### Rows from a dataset
%%

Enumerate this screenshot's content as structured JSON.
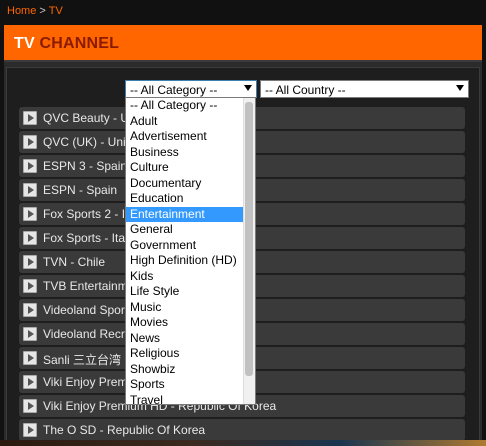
{
  "breadcrumb": {
    "home": "Home",
    "separator": ">",
    "current": "TV"
  },
  "header": {
    "title_part1": "TV",
    "title_part2": "CHANNEL"
  },
  "filters": {
    "category_selected": "-- All Category --",
    "country_selected": "-- All Country --"
  },
  "category_options": [
    "-- All Category --",
    "Adult",
    "Advertisement",
    "Business",
    "Culture",
    "Documentary",
    "Education",
    "Entertainment",
    "General",
    "Government",
    "High Definition (HD)",
    "Kids",
    "Life Style",
    "Music",
    "Movies",
    "News",
    "Religious",
    "Showbiz",
    "Sports",
    "Travel"
  ],
  "highlighted_option": "Entertainment",
  "channels": [
    "QVC Beauty - U",
    "QVC (UK) - Uni",
    "ESPN 3 - Spain",
    "ESPN - Spain",
    "Fox Sports 2 - I",
    "Fox Sports - Ita",
    "TVN - Chile",
    "TVB Entertainm                                    ovince Of China",
    "Videoland Spor                                    rovince Of China",
    "Videoland Recr                                    n Province Of China",
    "Sanli 三立台湾                                   ina",
    "Viki Enjoy Prem                                  orea",
    "Viki Enjoy Premium HD - Republic Of Korea",
    "The O SD - Republic Of Korea"
  ],
  "colors": {
    "accent": "#ff6600",
    "title_dark": "#8a1a00",
    "highlight": "#3399ff"
  }
}
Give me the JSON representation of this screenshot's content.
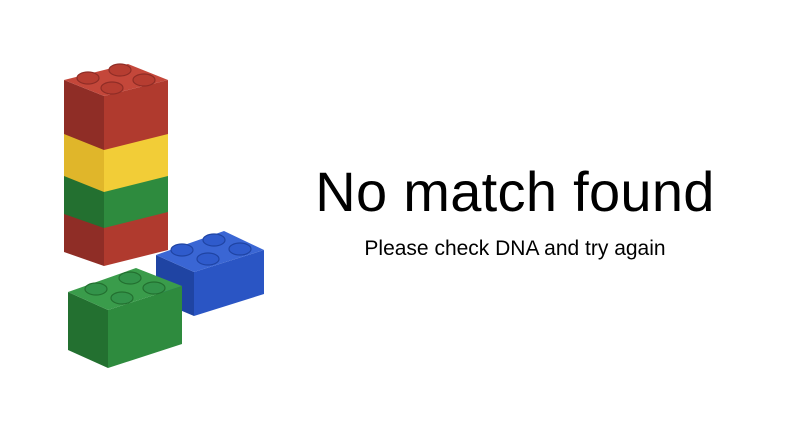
{
  "message": {
    "title": "No match found",
    "subtitle": "Please check DNA and try again"
  },
  "illustration": {
    "icon": "lego-bricks-icon",
    "colors": {
      "red": "#b03a2e",
      "yellow": "#f2cd37",
      "green": "#2e8b3e",
      "blue": "#2a55c4"
    }
  }
}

%%

### EXERCISE INSTRUCTIONS
Make an exact copy of every record, pictures excluded.

### EXERCISE ANSWER
Enumerate this screenshot's content as structured JSON.
{
  "breadcrumb": {
    "home": "Home",
    "separator": ">",
    "current": "TV"
  },
  "header": {
    "title_part1": "TV",
    "title_part2": "CHANNEL"
  },
  "filters": {
    "category_selected": "-- All Category --",
    "country_selected": "-- All Country --"
  },
  "category_options": [
    "-- All Category --",
    "Adult",
    "Advertisement",
    "Business",
    "Culture",
    "Documentary",
    "Education",
    "Entertainment",
    "General",
    "Government",
    "High Definition (HD)",
    "Kids",
    "Life Style",
    "Music",
    "Movies",
    "News",
    "Religious",
    "Showbiz",
    "Sports",
    "Travel"
  ],
  "highlighted_option": "Entertainment",
  "channels": [
    "QVC Beauty - U",
    "QVC (UK) - Uni",
    "ESPN 3 - Spain",
    "ESPN - Spain",
    "Fox Sports 2 - I",
    "Fox Sports - Ita",
    "TVN - Chile",
    "TVB Entertainm                                    ovince Of China",
    "Videoland Spor                                    rovince Of China",
    "Videoland Recr                                    n Province Of China",
    "Sanli 三立台湾                                   ina",
    "Viki Enjoy Prem                                  orea",
    "Viki Enjoy Premium HD - Republic Of Korea",
    "The O SD - Republic Of Korea"
  ],
  "colors": {
    "accent": "#ff6600",
    "title_dark": "#8a1a00",
    "highlight": "#3399ff"
  }
}
Give me the JSON representation of this screenshot's content.
{
  "message": {
    "title": "No match found",
    "subtitle": "Please check DNA and try again"
  },
  "illustration": {
    "icon": "lego-bricks-icon",
    "colors": {
      "red": "#b03a2e",
      "yellow": "#f2cd37",
      "green": "#2e8b3e",
      "blue": "#2a55c4"
    }
  }
}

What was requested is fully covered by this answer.